[Data records]
___
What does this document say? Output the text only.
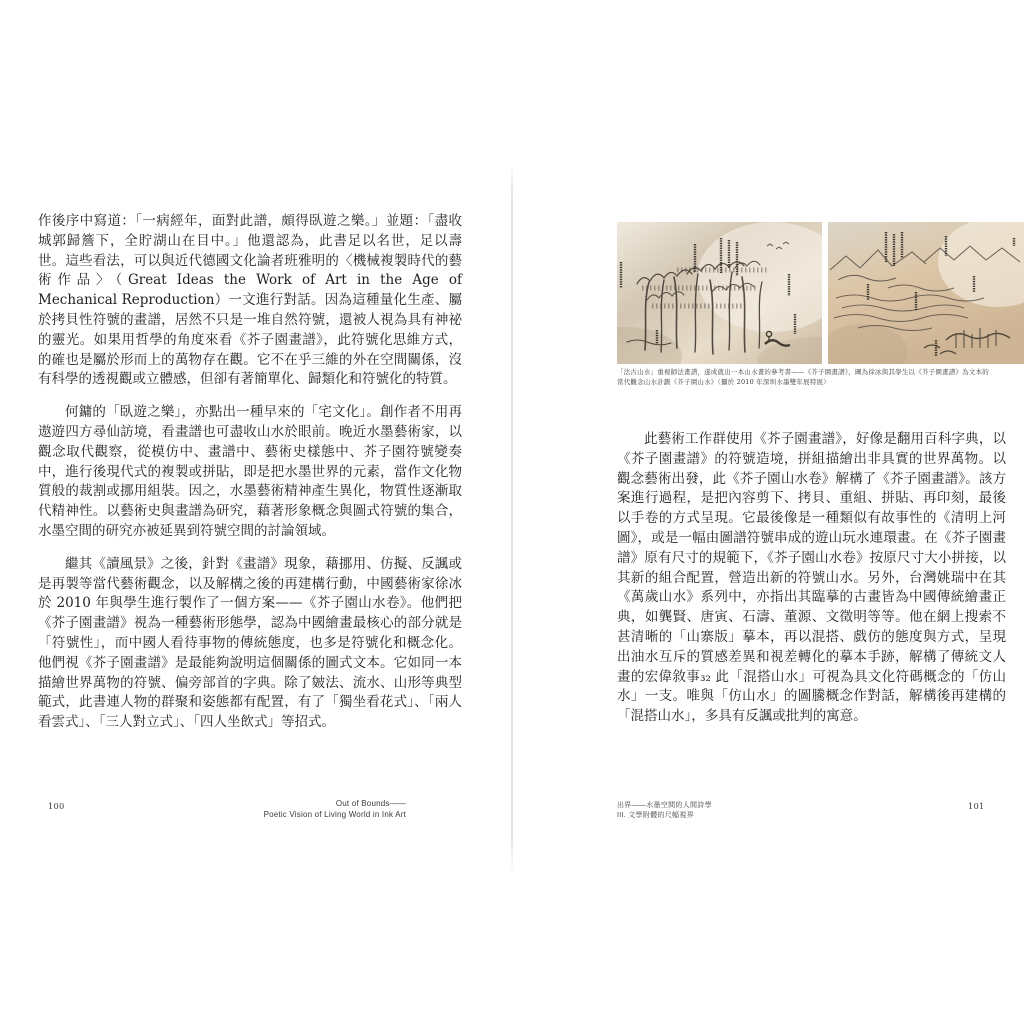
作後序中寫道：「一病經年，面對此譜，頗得臥遊之樂。」並題：「盡收城郭歸簷下，全貯湖山在目中。」他還認為，此書足以名世，足以壽世。這些看法，可以與近代德國文化論者班雅明的〈機械複製時代的藝術作品〉（Great Ideas the Work of Art in the Age of Mechanical Reproduction）一文進行對話。因為這種量化生產、屬於拷貝性符號的畫譜，居然不只是一堆自然符號，還被人視為具有神祕的靈光。如果用哲學的角度來看《芥子園畫譜》，此符號化思維方式，的確也是屬於形而上的萬物存在觀。它不在乎三維的外在空間關係，沒有科學的透視觀或立體感，但卻有著簡單化、歸類化和符號化的特質。

何鏞的「臥遊之樂」，亦點出一種早來的「宅文化」。創作者不用再遨遊四方尋仙訪境，看畫譜也可盡收山水於眼前。晚近水墨藝術家，以觀念取代觀察，從模仿中、畫譜中、藝術史樣態中、芥子園符號變奏中，進行後現代式的複製或拼貼，即是把水墨世界的元素，當作文化物質般的裁割或挪用組裝。因之，水墨藝術精神產生異化，物質性逐漸取代精神性。以藝術史與畫譜為研究，藉著形象概念與圖式符號的集合，水墨空間的研究亦被延異到符號空間的討論領域。

繼其《讀風景》之後，針對《畫譜》現象，藉挪用、仿擬、反諷或是再製等當代藝術觀念，以及解構之後的再建構行動，中國藝術家徐冰於 2010 年與學生進行製作了一個方案——《芥子園山水卷》。他們把《芥子園畫譜》視為一種藝術形態學，認為中國繪畫最核心的部分就是「符號性」，而中國人看待事物的傳統態度，也多是符號化和概念化。他們視《芥子園畫譜》是最能夠說明這個關係的圖式文本。它如同一本描繪世界萬物的符號、偏旁部首的字典。除了皴法、流水、山形等典型範式，此書連人物的群聚和姿態都有配置，有了「獨坐看花式」、「兩人看雲式」、「三人對立式」、「四人坐飲式」等招式。

100	Out of Bounds——
Poetic Vision of Living World in Ink Art
「法古山水」重視師法畫譜，遂成就出一本山水畫的參考書——《芥子園畫譜》，圖為徐冰與其學生以《芥子園畫譜》為文本的
當代觀念山水計劃《芥子園山水》（攝於 2010 年深圳水墨雙年展特展）

此藝術工作群使用《芥子園畫譜》，好像是翻用百科字典，以《芥子園畫譜》的符號造境，拼組描繪出非具實的世界萬物。以觀念藝術出發，此《芥子園山水卷》解構了《芥子園畫譜》。該方案進行過程，是把內容剪下、拷貝、重組、拼貼、再印刻，最後以手卷的方式呈現。它最後像是一種類似有故事性的《清明上河圖》，或是一幅由圖譜符號串成的遊山玩水連環畫。在《芥子園畫譜》原有尺寸的規範下，《芥子園山水卷》按原尺寸大小拼接，以其新的組合配置，營造出新的符號山水。另外，台灣姚瑞中在其《萬歲山水》系列中，亦指出其臨摹的古畫皆為中國傳統繪畫正典，如龔賢、唐寅、石濤、董源、文徵明等等。他在網上搜索不甚清晰的「山寨版」摹本，再以混搭、戲仿的態度與方式，呈現出油水互斥的質感差異和視差轉化的摹本手跡，解構了傳統文人畫的宏偉敘事₃₂ 此「混搭山水」可視為具文化符碼概念的「仿山水」一支。唯與「仿山水」的圖騰概念作對話，解構後再建構的「混搭山水」，多具有反諷或批判的寓意。

出界——水墨空間的人間詩學
III. 文學附體的尺幅視界
101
___
Goal
Do not copy the pictures, but repeat every line exactly.

Correct output
What does this document say? Output the text only.
作後序中寫道：「一病經年，面對此譜，頗得臥遊之樂。」並題：「盡收城郭歸簷下，全貯湖山在目中。」他還認為，此書足以名世，足以壽世。這些看法，可以與近代德國文化論者班雅明的〈機械複製時代的藝術作品〉（Great Ideas the Work of Art in the Age of Mechanical Reproduction）一文進行對話。因為這種量化生產、屬於拷貝性符號的畫譜，居然不只是一堆自然符號，還被人視為具有神祕的靈光。如果用哲學的角度來看《芥子園畫譜》，此符號化思維方式，的確也是屬於形而上的萬物存在觀。它不在乎三維的外在空間關係，沒有科學的透視觀或立體感，但卻有著簡單化、歸類化和符號化的特質。

何鏞的「臥遊之樂」，亦點出一種早來的「宅文化」。創作者不用再遨遊四方尋仙訪境，看畫譜也可盡收山水於眼前。晚近水墨藝術家，以觀念取代觀察，從模仿中、畫譜中、藝術史樣態中、芥子園符號變奏中，進行後現代式的複製或拼貼，即是把水墨世界的元素，當作文化物質般的裁割或挪用組裝。因之，水墨藝術精神產生異化，物質性逐漸取代精神性。以藝術史與畫譜為研究，藉著形象概念與圖式符號的集合，水墨空間的研究亦被延異到符號空間的討論領域。

繼其《讀風景》之後，針對《畫譜》現象，藉挪用、仿擬、反諷或是再製等當代藝術觀念，以及解構之後的再建構行動，中國藝術家徐冰於 2010 年與學生進行製作了一個方案——《芥子園山水卷》。他們把《芥子園畫譜》視為一種藝術形態學，認為中國繪畫最核心的部分就是「符號性」，而中國人看待事物的傳統態度，也多是符號化和概念化。他們視《芥子園畫譜》是最能夠說明這個關係的圖式文本。它如同一本描繪世界萬物的符號、偏旁部首的字典。除了皴法、流水、山形等典型範式，此書連人物的群聚和姿態都有配置，有了「獨坐看花式」、「兩人看雲式」、「三人對立式」、「四人坐飲式」等招式。

100	Out of Bounds——
Poetic Vision of Living World in Ink Art
「法古山水」重視師法畫譜，遂成就出一本山水畫的參考書——《芥子園畫譜》，圖為徐冰與其學生以《芥子園畫譜》為文本的
當代觀念山水計劃《芥子園山水》（攝於 2010 年深圳水墨雙年展特展）

此藝術工作群使用《芥子園畫譜》，好像是翻用百科字典，以《芥子園畫譜》的符號造境，拼組描繪出非具實的世界萬物。以觀念藝術出發，此《芥子園山水卷》解構了《芥子園畫譜》。該方案進行過程，是把內容剪下、拷貝、重組、拼貼、再印刻，最後以手卷的方式呈現。它最後像是一種類似有故事性的《清明上河圖》，或是一幅由圖譜符號串成的遊山玩水連環畫。在《芥子園畫譜》原有尺寸的規範下，《芥子園山水卷》按原尺寸大小拼接，以其新的組合配置，營造出新的符號山水。另外，台灣姚瑞中在其《萬歲山水》系列中，亦指出其臨摹的古畫皆為中國傳統繪畫正典，如龔賢、唐寅、石濤、董源、文徵明等等。他在網上搜索不甚清晰的「山寨版」摹本，再以混搭、戲仿的態度與方式，呈現出油水互斥的質感差異和視差轉化的摹本手跡，解構了傳統文人畫的宏偉敘事₃₂ 此「混搭山水」可視為具文化符碼概念的「仿山水」一支。唯與「仿山水」的圖騰概念作對話，解構後再建構的「混搭山水」，多具有反諷或批判的寓意。

出界——水墨空間的人間詩學
III. 文學附體的尺幅視界
101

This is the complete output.